Reproduce the records below exactly as they appear, omitting any pictures they contain.
──────── ROWS ────────
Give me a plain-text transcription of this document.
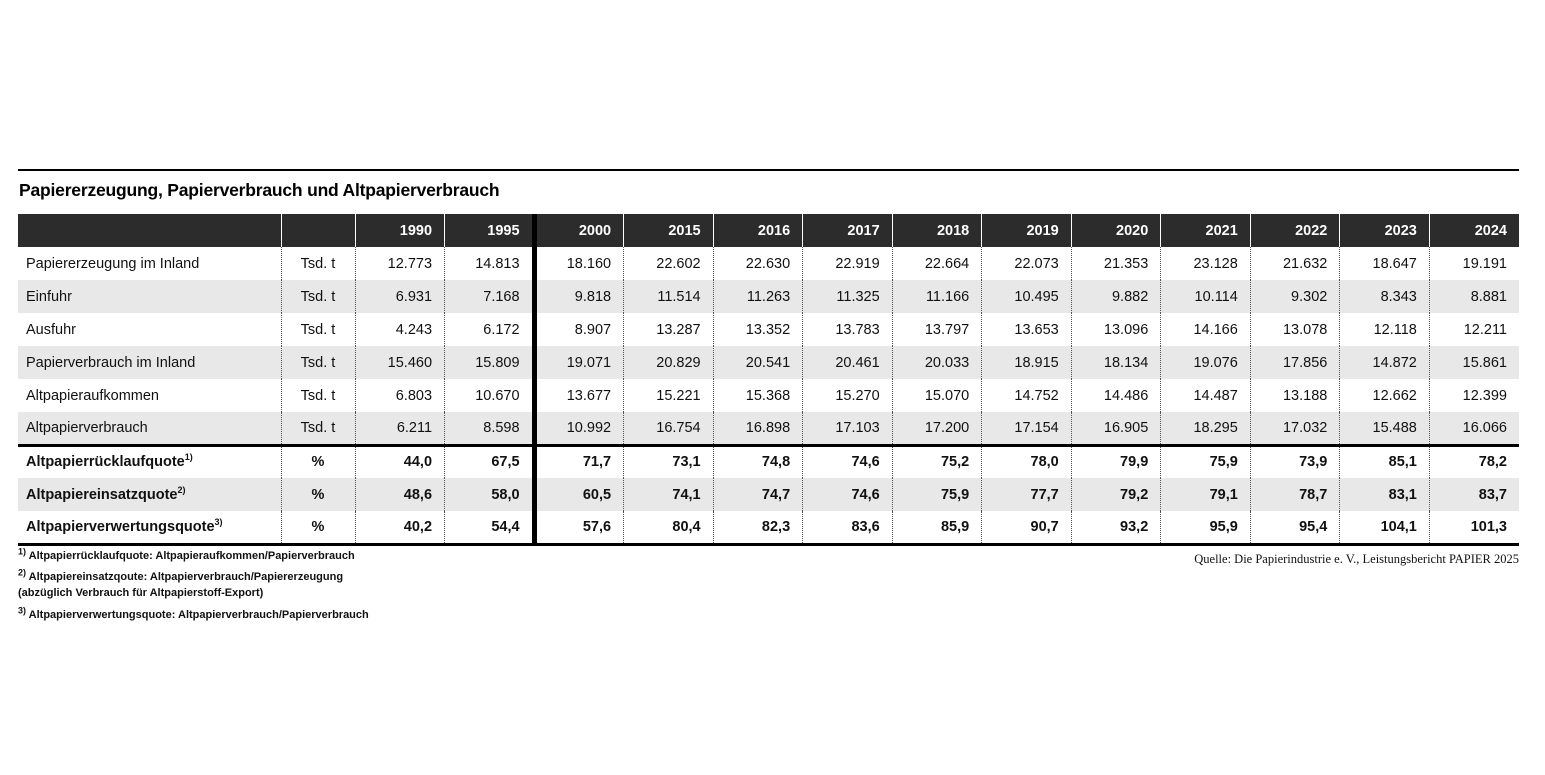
Papiererzeugung, Papierverbrauch und Altpapierverbrauch
		1990	1995	2000	2015	2016	2017	2018	2019	2020	2021	2022	2023	2024
Papiererzeugung im Inland	Tsd. t	12.773	14.813	18.160	22.602	22.630	22.919	22.664	22.073	21.353	23.128	21.632	18.647	19.191
Einfuhr	Tsd. t	6.931	7.168	9.818	11.514	11.263	11.325	11.166	10.495	9.882	10.114	9.302	8.343	8.881
Ausfuhr	Tsd. t	4.243	6.172	8.907	13.287	13.352	13.783	13.797	13.653	13.096	14.166	13.078	12.118	12.211
Papierverbrauch im Inland	Tsd. t	15.460	15.809	19.071	20.829	20.541	20.461	20.033	18.915	18.134	19.076	17.856	14.872	15.861
Altpapieraufkommen	Tsd. t	6.803	10.670	13.677	15.221	15.368	15.270	15.070	14.752	14.486	14.487	13.188	12.662	12.399
Altpapierverbrauch	Tsd. t	6.211	8.598	10.992	16.754	16.898	17.103	17.200	17.154	16.905	18.295	17.032	15.488	16.066
Altpapierrücklaufquote$^{1)}$	%	44,0	67,5	71,7	73,1	74,8	74,6	75,2	78,0	79,9	75,9	73,9	85,1	78,2
Altpapiereinsatzquote$^{2)}$	%	48,6	58,0	60,5	74,1	74,7	74,6	75,9	77,7	79,2	79,1	78,7	83,1	83,7
Altpapierverwertungsquote$^{3)}$	%	40,2	54,4	57,6	80,4	82,3	83,6	85,9	90,7	93,2	95,9	95,4	104,1	101,3

$^{1)}$ Altpapierrücklaufquote: Altpapieraufkommen/Papierverbrauch

$^{2)}$ Altpapiereinsatzqoute: Altpapierverbrauch/Papiererzeugung
(abzüglich Verbrauch für Altpapierstoff-Export)

$^{3)}$ Altpapierverwertungsquote: Altpapierverbrauch/Papierverbrauch

Quelle: Die Papierindustrie e. V., Leistungsbericht PAPIER 2025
────────
▸ **FULL RESPONSE**
Give me a plain-text transcription of this document.
Papiererzeugung, Papierverbrauch und Altpapierverbrauch
		1990	1995	2000	2015	2016	2017	2018	2019	2020	2021	2022	2023	2024
Papiererzeugung im Inland	Tsd. t	12.773	14.813	18.160	22.602	22.630	22.919	22.664	22.073	21.353	23.128	21.632	18.647	19.191
Einfuhr	Tsd. t	6.931	7.168	9.818	11.514	11.263	11.325	11.166	10.495	9.882	10.114	9.302	8.343	8.881
Ausfuhr	Tsd. t	4.243	6.172	8.907	13.287	13.352	13.783	13.797	13.653	13.096	14.166	13.078	12.118	12.211
Papierverbrauch im Inland	Tsd. t	15.460	15.809	19.071	20.829	20.541	20.461	20.033	18.915	18.134	19.076	17.856	14.872	15.861
Altpapieraufkommen	Tsd. t	6.803	10.670	13.677	15.221	15.368	15.270	15.070	14.752	14.486	14.487	13.188	12.662	12.399
Altpapierverbrauch	Tsd. t	6.211	8.598	10.992	16.754	16.898	17.103	17.200	17.154	16.905	18.295	17.032	15.488	16.066
Altpapierrücklaufquote$^{1)}$	%	44,0	67,5	71,7	73,1	74,8	74,6	75,2	78,0	79,9	75,9	73,9	85,1	78,2
Altpapiereinsatzquote$^{2)}$	%	48,6	58,0	60,5	74,1	74,7	74,6	75,9	77,7	79,2	79,1	78,7	83,1	83,7
Altpapierverwertungsquote$^{3)}$	%	40,2	54,4	57,6	80,4	82,3	83,6	85,9	90,7	93,2	95,9	95,4	104,1	101,3

$^{1)}$ Altpapierrücklaufquote: Altpapieraufkommen/Papierverbrauch

$^{2)}$ Altpapiereinsatzqoute: Altpapierverbrauch/Papiererzeugung
(abzüglich Verbrauch für Altpapierstoff-Export)

$^{3)}$ Altpapierverwertungsquote: Altpapierverbrauch/Papierverbrauch

Quelle: Die Papierindustrie e. V., Leistungsbericht PAPIER 2025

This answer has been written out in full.